> WHAT YOU SHOULD DO: Comb through the entries for "Perform" and pull out each line that holds it.

**** RECORD EXTRACTS

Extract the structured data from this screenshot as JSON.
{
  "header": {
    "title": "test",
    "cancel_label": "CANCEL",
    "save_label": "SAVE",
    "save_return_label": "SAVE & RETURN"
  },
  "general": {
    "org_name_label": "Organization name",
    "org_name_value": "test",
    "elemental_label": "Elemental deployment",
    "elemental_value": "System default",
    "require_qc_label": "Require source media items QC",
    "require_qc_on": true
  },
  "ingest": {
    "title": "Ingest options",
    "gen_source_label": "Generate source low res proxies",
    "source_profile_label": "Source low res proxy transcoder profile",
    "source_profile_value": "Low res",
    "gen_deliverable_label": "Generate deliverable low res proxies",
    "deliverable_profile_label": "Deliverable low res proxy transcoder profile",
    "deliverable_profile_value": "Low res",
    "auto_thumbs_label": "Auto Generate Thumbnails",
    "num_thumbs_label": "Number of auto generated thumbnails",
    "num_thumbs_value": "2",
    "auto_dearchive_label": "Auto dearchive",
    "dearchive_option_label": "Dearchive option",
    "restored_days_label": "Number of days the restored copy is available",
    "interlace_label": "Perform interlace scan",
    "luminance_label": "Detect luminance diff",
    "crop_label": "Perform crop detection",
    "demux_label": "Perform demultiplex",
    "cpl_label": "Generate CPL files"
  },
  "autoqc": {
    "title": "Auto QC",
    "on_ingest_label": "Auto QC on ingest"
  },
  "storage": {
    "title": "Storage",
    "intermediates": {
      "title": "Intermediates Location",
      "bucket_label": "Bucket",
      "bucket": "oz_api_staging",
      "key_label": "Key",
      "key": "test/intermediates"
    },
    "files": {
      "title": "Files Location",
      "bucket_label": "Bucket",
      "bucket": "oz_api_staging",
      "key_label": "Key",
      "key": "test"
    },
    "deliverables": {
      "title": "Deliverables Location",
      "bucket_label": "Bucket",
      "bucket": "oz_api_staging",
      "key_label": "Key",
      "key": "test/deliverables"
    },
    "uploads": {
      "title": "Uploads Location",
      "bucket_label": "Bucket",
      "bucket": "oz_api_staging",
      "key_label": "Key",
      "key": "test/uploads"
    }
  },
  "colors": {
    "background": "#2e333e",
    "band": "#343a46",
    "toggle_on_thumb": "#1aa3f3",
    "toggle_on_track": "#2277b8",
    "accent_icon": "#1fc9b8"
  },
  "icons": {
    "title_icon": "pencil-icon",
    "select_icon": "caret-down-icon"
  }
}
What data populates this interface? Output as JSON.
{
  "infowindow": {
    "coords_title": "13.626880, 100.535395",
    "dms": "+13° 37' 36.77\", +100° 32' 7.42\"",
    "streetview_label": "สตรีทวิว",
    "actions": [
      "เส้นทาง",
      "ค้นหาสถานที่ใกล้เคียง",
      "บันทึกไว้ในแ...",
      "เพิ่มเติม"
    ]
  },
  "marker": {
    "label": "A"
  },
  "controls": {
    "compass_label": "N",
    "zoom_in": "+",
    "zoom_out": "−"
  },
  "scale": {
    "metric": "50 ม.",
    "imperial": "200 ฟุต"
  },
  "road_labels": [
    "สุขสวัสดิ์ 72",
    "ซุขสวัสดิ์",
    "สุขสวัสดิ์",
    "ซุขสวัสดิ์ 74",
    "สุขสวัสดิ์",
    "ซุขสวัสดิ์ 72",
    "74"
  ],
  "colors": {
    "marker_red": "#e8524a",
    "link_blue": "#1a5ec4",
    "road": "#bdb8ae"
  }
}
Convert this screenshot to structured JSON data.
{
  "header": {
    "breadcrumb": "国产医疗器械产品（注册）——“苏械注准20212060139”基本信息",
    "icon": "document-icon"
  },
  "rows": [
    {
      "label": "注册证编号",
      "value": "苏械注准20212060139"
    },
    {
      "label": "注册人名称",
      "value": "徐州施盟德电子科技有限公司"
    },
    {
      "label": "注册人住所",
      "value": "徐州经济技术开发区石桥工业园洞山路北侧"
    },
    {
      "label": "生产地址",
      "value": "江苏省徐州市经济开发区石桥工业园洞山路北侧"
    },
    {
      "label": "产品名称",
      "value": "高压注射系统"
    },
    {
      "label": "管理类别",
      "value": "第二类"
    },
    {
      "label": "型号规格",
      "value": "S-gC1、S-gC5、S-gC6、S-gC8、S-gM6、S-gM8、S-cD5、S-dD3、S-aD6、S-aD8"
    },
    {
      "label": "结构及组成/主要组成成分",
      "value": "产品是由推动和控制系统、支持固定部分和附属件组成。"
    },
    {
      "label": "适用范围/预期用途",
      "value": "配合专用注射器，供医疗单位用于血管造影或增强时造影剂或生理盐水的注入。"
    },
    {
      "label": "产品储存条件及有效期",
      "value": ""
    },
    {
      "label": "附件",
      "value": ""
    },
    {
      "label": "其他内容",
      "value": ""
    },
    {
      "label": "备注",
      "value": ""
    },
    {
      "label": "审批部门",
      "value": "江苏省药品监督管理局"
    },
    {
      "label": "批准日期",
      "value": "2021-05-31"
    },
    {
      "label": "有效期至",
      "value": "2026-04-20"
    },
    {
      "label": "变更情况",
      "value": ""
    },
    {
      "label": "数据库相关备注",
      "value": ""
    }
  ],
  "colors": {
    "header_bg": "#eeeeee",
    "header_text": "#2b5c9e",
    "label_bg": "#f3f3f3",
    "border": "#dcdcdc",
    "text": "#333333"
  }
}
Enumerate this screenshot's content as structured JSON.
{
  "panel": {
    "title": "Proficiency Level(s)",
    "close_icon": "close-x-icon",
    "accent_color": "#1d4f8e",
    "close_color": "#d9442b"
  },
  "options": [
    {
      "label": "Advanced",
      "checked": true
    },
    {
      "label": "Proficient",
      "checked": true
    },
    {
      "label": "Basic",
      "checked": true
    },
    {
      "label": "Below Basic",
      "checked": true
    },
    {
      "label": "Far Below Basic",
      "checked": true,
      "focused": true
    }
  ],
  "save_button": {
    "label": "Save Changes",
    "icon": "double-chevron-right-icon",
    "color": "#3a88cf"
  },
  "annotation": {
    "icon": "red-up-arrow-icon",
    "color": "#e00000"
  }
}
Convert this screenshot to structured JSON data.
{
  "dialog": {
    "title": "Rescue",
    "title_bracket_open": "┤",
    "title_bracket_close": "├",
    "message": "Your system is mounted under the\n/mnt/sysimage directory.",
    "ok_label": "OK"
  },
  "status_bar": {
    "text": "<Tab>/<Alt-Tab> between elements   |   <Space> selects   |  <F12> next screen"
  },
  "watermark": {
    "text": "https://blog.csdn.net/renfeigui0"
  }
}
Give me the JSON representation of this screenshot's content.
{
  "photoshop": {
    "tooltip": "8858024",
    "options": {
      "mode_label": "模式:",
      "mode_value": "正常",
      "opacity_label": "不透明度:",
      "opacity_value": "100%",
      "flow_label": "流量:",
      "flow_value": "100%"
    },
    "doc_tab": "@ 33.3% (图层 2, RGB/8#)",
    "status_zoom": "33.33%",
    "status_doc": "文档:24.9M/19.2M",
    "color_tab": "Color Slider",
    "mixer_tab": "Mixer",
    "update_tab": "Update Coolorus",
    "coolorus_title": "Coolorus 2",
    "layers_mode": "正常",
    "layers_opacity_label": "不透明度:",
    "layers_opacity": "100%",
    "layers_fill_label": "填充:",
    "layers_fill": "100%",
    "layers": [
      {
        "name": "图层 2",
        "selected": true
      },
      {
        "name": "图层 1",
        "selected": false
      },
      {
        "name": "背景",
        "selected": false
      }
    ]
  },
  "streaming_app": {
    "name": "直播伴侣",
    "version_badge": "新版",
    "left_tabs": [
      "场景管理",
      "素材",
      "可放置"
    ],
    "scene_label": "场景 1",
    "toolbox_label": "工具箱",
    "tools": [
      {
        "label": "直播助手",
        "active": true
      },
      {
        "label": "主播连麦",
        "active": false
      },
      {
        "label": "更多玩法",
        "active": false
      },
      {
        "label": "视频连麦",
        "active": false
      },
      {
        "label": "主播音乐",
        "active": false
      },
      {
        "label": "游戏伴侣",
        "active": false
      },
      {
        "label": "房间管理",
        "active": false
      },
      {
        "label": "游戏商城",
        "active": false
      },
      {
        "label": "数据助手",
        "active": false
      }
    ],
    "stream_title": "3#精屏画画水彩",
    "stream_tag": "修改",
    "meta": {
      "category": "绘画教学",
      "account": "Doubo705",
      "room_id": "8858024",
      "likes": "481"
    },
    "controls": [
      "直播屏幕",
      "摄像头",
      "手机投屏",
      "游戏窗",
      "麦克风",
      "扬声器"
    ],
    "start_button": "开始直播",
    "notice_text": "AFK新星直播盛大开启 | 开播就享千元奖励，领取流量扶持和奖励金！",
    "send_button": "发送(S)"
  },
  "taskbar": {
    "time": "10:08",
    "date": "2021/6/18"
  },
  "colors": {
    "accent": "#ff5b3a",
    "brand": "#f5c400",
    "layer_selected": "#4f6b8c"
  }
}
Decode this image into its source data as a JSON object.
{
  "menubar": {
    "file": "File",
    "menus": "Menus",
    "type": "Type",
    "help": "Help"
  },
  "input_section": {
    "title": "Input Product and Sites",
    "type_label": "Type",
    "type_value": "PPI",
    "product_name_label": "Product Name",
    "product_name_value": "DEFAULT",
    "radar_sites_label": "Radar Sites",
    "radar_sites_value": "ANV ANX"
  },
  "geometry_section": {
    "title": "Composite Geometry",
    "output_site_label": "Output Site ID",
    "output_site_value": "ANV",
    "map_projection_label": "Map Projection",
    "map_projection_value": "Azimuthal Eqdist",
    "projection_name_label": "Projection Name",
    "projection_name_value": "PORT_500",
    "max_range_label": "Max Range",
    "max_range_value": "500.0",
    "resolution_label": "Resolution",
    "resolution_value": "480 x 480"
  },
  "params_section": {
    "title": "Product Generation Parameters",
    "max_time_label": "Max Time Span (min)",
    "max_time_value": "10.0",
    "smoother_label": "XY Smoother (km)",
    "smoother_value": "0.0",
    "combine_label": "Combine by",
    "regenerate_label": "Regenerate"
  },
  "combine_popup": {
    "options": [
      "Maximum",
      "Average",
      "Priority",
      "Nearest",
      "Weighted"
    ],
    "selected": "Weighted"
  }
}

********

> FINAL RESULT:
    "interlace_label": "Perform interlace scan",
    "crop_label": "Perform crop detection",
    "demux_label": "Perform demultiplex",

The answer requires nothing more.